Texto de referencia —
──────────────────────────────

Uruguay está buscando un mecanismo para que la marihuana (totalmente legal en su territorio), pueda también ser vendida a visitantes y residentes extranjeros. La medida busca expandir su mercado de venta altamente controlado por el estado, con el fin de disminuir aún más el mercado negro.
La marihuana se vende de forma legal en Uruguay desde 2017. Hay tres vías de acceso: el autocultivo, ser miembro de un club cannábico o ir a la farmacia a adquirir alguna de las cuatro variantes que están allí. El acceso al cannabis regulado en Uruguay tiene algunos requisitos que el gobierno busca flexibilizar, de forma de permitir que accedan extranjeros.

El régimen vigente establece que hay un registro de “Adquirientes de Cannabis” que comenzó a funcionar en mayo de 2017. Allí se pueden anotar las personas mayores de 18 años que tengan la ciudadanía uruguaya (legal o natural) o que acrediten que viven en el país. Para registrarse, quienes estén interesados en comprar la droga deben ir con su documento de identidad a un local del Correo Uruguayo o a alguna de las farmacias.
El Instituto de Regulación y Control del Cannabis (Ircca), creado para regular la venta legal de la marihuana, busca mecanismos que permitan el acceso de la marihuana legal también para los extranjeros que no sean residentes en el país y que lleguen por vacaciones, trabajo o estudio, informó el noticiero uruguayo Telemundo de Canal 12.
El director del Ircca, Martín Rodríguez, declaró que la idea que manejan es que estas personas tengan el mismo tipo de régimen que los usuarios uruguayos que están actualmente registrados.

──────────────────────────────

Extracto de datos —
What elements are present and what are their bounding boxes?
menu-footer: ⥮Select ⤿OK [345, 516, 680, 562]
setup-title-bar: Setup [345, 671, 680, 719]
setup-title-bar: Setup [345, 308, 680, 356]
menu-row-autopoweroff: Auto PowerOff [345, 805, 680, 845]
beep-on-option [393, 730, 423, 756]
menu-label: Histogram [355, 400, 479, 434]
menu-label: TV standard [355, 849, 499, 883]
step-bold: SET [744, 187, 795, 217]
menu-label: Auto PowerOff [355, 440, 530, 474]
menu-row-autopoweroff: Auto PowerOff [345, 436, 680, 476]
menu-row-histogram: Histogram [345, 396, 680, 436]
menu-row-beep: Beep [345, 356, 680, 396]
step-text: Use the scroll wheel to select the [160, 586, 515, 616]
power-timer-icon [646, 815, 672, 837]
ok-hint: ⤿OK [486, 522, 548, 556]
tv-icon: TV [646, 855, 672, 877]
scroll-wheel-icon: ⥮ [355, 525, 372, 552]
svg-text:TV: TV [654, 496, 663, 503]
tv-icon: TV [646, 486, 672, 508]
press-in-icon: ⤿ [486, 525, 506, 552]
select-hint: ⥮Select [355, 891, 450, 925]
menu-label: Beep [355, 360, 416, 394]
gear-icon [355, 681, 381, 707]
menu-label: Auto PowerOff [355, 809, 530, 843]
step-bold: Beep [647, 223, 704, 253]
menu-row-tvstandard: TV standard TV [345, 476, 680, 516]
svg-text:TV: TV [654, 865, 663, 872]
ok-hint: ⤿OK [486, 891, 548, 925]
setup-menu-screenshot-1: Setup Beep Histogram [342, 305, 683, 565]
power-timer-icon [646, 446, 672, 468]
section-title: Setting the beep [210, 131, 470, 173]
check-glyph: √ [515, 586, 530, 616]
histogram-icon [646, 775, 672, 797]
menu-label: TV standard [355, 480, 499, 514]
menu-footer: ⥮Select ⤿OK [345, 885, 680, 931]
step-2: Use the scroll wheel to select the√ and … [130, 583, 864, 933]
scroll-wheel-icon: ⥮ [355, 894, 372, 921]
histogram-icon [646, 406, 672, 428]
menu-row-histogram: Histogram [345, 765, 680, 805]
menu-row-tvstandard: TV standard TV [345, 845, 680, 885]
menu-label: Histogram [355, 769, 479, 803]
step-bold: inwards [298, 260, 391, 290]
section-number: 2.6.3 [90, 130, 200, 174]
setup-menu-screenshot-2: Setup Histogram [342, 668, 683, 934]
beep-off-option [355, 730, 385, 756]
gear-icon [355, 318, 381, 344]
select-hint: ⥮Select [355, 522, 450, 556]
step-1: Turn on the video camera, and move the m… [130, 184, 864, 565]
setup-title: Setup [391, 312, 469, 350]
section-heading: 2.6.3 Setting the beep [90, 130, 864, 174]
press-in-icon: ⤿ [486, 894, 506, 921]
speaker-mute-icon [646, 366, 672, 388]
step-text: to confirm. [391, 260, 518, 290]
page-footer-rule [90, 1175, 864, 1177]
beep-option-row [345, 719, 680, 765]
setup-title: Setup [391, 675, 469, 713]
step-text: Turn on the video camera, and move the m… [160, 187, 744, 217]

──────────────────────────────

Por hacer —
**A.** Por favor, convierte en una lista breve el párrafo de la nota sobre la marihuana en Uruguay que empieza con "El régimen vigente establece", conservando sus datos principales.
**B.** Prosigue la nota sobre la marihuana en Uruguay a partir del punto en que se interrumpe.
El listado procede de una fuente distinta a la de la nota sobre la marihuana en Uruguay.

Soluciones del ejercicio —
**A.**
- Existe un registro de "Adquirientes de Cannabis", en funcionamiento desde mayo de 2017.
- Pueden anotarse los mayores de 18 años con ciudadanía uruguaya (legal o natural) o que acrediten residir en el país.
- Para registrarse hay que presentar el documento de identidad en un local del Correo Uruguayo o en alguna de las farmacias.

**B.**
“En líneas generales, entendemos que es necesario que extranjeros que visitan transitoriamente el país, que no tienen residencia permanente, puedan acceder a cannabis en condiciones similiares de seguridad y control a las que ya tienen los extranjeros que residen de manera permanente en el país o el resto de los ciudadanos uruguayos registrados”, explicó Rodríguez, en declaraciones a ese medio.
El gobierno uruguayo promueve que en esa lista de adquirentes puedan estar también ciudadanos extranjeros para que no se vuelquen al mercado ilegal cuando llegan a Uruguay.
“Pensamos que hoy por hoy, si un extranjero nos visita por la razón que sea –estudio, trabajo, vacaciones–, y es usuario de cannabis y quiere acceder en su estancia en el país, no tiene otra alternativa que acceder de manera irregular. Entonces, la regulación está limitando el acceso de esa persona en nuestro territorio nacional, y lo está indirectamente derivando hacia una solución de su búsqueda de producto en el canal irregular con las inseguridades y riesgos que esto tiene para esa persona”, señaló el titular del Ircca.

En 2025, se vendió una tonelada más de cannabis en las farmacias habilitadas con respecto a los últimos años. Las ventas en el año llegaron a 4.290 kilos, por encima de los registros de 2024 (3.207) y 2023 (3.254).